> **WHAT IS ASKED**:
Entries follow. Set all of them down as they stand.
** begin DATASET ENTRIES **
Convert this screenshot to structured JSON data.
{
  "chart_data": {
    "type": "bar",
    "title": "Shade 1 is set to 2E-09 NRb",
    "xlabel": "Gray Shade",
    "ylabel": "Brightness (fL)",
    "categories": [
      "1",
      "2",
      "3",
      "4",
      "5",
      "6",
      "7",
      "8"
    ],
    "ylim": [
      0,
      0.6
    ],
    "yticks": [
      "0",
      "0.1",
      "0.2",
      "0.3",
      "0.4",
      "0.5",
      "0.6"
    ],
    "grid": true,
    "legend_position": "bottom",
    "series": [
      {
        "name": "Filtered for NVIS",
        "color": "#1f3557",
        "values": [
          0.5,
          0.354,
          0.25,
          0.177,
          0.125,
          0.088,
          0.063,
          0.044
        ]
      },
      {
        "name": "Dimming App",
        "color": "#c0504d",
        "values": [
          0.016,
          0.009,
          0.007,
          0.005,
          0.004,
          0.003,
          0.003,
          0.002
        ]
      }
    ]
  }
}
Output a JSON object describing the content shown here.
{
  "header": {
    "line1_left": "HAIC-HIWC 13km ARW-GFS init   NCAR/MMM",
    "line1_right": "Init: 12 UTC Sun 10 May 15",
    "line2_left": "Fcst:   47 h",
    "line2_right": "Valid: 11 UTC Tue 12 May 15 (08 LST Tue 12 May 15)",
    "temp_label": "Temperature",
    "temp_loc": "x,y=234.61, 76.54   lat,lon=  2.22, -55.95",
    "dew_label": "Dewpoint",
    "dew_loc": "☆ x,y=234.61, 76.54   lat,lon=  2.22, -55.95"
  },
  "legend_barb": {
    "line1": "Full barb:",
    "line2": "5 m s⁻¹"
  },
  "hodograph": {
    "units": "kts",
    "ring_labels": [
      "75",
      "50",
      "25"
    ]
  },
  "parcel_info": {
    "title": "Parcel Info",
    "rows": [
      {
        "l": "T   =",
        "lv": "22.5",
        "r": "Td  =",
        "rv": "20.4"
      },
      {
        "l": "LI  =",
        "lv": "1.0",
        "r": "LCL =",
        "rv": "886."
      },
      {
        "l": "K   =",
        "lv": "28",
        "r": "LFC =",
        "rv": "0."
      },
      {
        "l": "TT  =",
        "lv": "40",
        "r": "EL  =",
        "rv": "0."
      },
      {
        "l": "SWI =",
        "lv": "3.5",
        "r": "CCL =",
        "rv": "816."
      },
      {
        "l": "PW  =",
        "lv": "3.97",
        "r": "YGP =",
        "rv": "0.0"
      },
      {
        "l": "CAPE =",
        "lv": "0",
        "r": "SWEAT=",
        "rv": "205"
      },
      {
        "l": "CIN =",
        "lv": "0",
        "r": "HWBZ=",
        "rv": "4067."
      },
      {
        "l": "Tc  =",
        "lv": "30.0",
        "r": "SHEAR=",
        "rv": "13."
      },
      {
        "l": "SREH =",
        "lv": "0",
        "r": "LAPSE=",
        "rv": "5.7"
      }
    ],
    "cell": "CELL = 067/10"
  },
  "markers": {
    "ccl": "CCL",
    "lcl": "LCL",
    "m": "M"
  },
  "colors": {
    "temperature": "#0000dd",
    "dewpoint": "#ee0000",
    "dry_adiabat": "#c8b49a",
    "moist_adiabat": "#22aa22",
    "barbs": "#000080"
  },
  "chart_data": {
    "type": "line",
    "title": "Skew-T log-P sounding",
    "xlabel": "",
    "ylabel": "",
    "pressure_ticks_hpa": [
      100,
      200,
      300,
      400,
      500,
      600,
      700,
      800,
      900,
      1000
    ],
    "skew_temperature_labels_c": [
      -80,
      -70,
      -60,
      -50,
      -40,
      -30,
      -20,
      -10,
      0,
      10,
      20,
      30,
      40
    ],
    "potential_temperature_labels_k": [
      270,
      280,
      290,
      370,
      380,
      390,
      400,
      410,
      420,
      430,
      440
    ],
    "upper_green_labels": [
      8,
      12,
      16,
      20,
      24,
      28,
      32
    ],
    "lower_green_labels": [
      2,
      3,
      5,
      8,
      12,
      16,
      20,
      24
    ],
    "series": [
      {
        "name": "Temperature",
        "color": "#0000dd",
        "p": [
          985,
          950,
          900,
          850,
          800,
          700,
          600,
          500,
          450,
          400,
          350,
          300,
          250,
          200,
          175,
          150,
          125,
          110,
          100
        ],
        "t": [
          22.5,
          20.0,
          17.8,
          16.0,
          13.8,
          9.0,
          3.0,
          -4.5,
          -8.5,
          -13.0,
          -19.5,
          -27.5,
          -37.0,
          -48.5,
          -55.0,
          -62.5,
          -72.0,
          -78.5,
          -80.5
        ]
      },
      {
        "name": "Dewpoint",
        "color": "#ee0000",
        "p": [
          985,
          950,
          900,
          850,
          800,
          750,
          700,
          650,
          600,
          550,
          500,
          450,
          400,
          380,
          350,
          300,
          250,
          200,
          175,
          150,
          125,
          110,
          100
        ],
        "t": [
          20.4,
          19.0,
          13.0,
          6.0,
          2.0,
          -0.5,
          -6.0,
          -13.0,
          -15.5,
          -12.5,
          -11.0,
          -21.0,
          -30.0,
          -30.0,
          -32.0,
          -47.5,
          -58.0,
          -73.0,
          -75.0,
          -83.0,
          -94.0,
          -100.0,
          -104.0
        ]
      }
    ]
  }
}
** end DATASET ENTRIES **
> **EXERCISE RESULT**:
Convert this screenshot to structured JSON data.
{
  "chart_data": {
    "type": "bar",
    "title": "Shade 1 is set to 2E-09 NRb",
    "xlabel": "Gray Shade",
    "ylabel": "Brightness (fL)",
    "categories": [
      "1",
      "2",
      "3",
      "4",
      "5",
      "6",
      "7",
      "8"
    ],
    "ylim": [
      0,
      0.6
    ],
    "yticks": [
      "0",
      "0.1",
      "0.2",
      "0.3",
      "0.4",
      "0.5",
      "0.6"
    ],
    "grid": true,
    "legend_position": "bottom",
    "series": [
      {
        "name": "Filtered for NVIS",
        "color": "#1f3557",
        "values": [
          0.5,
          0.354,
          0.25,
          0.177,
          0.125,
          0.088,
          0.063,
          0.044
        ]
      },
      {
        "name": "Dimming App",
        "color": "#c0504d",
        "values": [
          0.016,
          0.009,
          0.007,
          0.005,
          0.004,
          0.003,
          0.003,
          0.002
        ]
      }
    ]
  }
}
Output a JSON object describing the content shown here.
{
  "header": {
    "line1_left": "HAIC-HIWC 13km ARW-GFS init   NCAR/MMM",
    "line1_right": "Init: 12 UTC Sun 10 May 15",
    "line2_left": "Fcst:   47 h",
    "line2_right": "Valid: 11 UTC Tue 12 May 15 (08 LST Tue 12 May 15)",
    "temp_label": "Temperature",
    "temp_loc": "x,y=234.61, 76.54   lat,lon=  2.22, -55.95",
    "dew_label": "Dewpoint",
    "dew_loc": "☆ x,y=234.61, 76.54   lat,lon=  2.22, -55.95"
  },
  "legend_barb": {
    "line1": "Full barb:",
    "line2": "5 m s⁻¹"
  },
  "hodograph": {
    "units": "kts",
    "ring_labels": [
      "75",
      "50",
      "25"
    ]
  },
  "parcel_info": {
    "title": "Parcel Info",
    "rows": [
      {
        "l": "T   =",
        "lv": "22.5",
        "r": "Td  =",
        "rv": "20.4"
      },
      {
        "l": "LI  =",
        "lv": "1.0",
        "r": "LCL =",
        "rv": "886."
      },
      {
        "l": "K   =",
        "lv": "28",
        "r": "LFC =",
        "rv": "0."
      },
      {
        "l": "TT  =",
        "lv": "40",
        "r": "EL  =",
        "rv": "0."
      },
      {
        "l": "SWI =",
        "lv": "3.5",
        "r": "CCL =",
        "rv": "816."
      },
      {
        "l": "PW  =",
        "lv": "3.97",
        "r": "YGP =",
        "rv": "0.0"
      },
      {
        "l": "CAPE =",
        "lv": "0",
        "r": "SWEAT=",
        "rv": "205"
      },
      {
        "l": "CIN =",
        "lv": "0",
        "r": "HWBZ=",
        "rv": "4067."
      },
      {
        "l": "Tc  =",
        "lv": "30.0",
        "r": "SHEAR=",
        "rv": "13."
      },
      {
        "l": "SREH =",
        "lv": "0",
        "r": "LAPSE=",
        "rv": "5.7"
      }
    ],
    "cell": "CELL = 067/10"
  },
  "markers": {
    "ccl": "CCL",
    "lcl": "LCL",
    "m": "M"
  },
  "colors": {
    "temperature": "#0000dd",
    "dewpoint": "#ee0000",
    "dry_adiabat": "#c8b49a",
    "moist_adiabat": "#22aa22",
    "barbs": "#000080"
  },
  "chart_data": {
    "type": "line",
    "title": "Skew-T log-P sounding",
    "xlabel": "",
    "ylabel": "",
    "pressure_ticks_hpa": [
      100,
      200,
      300,
      400,
      500,
      600,
      700,
      800,
      900,
      1000
    ],
    "skew_temperature_labels_c": [
      -80,
      -70,
      -60,
      -50,
      -40,
      -30,
      -20,
      -10,
      0,
      10,
      20,
      30,
      40
    ],
    "potential_temperature_labels_k": [
      270,
      280,
      290,
      370,
      380,
      390,
      400,
      410,
      420,
      430,
      440
    ],
    "upper_green_labels": [
      8,
      12,
      16,
      20,
      24,
      28,
      32
    ],
    "lower_green_labels": [
      2,
      3,
      5,
      8,
      12,
      16,
      20,
      24
    ],
    "series": [
      {
        "name": "Temperature",
        "color": "#0000dd",
        "p": [
          985,
          950,
          900,
          850,
          800,
          700,
          600,
          500,
          450,
          400,
          350,
          300,
          250,
          200,
          175,
          150,
          125,
          110,
          100
        ],
        "t": [
          22.5,
          20.0,
          17.8,
          16.0,
          13.8,
          9.0,
          3.0,
          -4.5,
          -8.5,
          -13.0,
          -19.5,
          -27.5,
          -37.0,
          -48.5,
          -55.0,
          -62.5,
          -72.0,
          -78.5,
          -80.5
        ]
      },
      {
        "name": "Dewpoint",
        "color": "#ee0000",
        "p": [
          985,
          950,
          900,
          850,
          800,
          750,
          700,
          650,
          600,
          550,
          500,
          450,
          400,
          380,
          350,
          300,
          250,
          200,
          175,
          150,
          125,
          110,
          100
        ],
        "t": [
          20.4,
          19.0,
          13.0,
          6.0,
          2.0,
          -0.5,
          -6.0,
          -13.0,
          -15.5,
          -12.5,
          -11.0,
          -21.0,
          -30.0,
          -30.0,
          -32.0,
          -47.5,
          -58.0,
          -73.0,
          -75.0,
          -83.0,
          -94.0,
          -100.0,
          -104.0
        ]
      }
    ]
  }
}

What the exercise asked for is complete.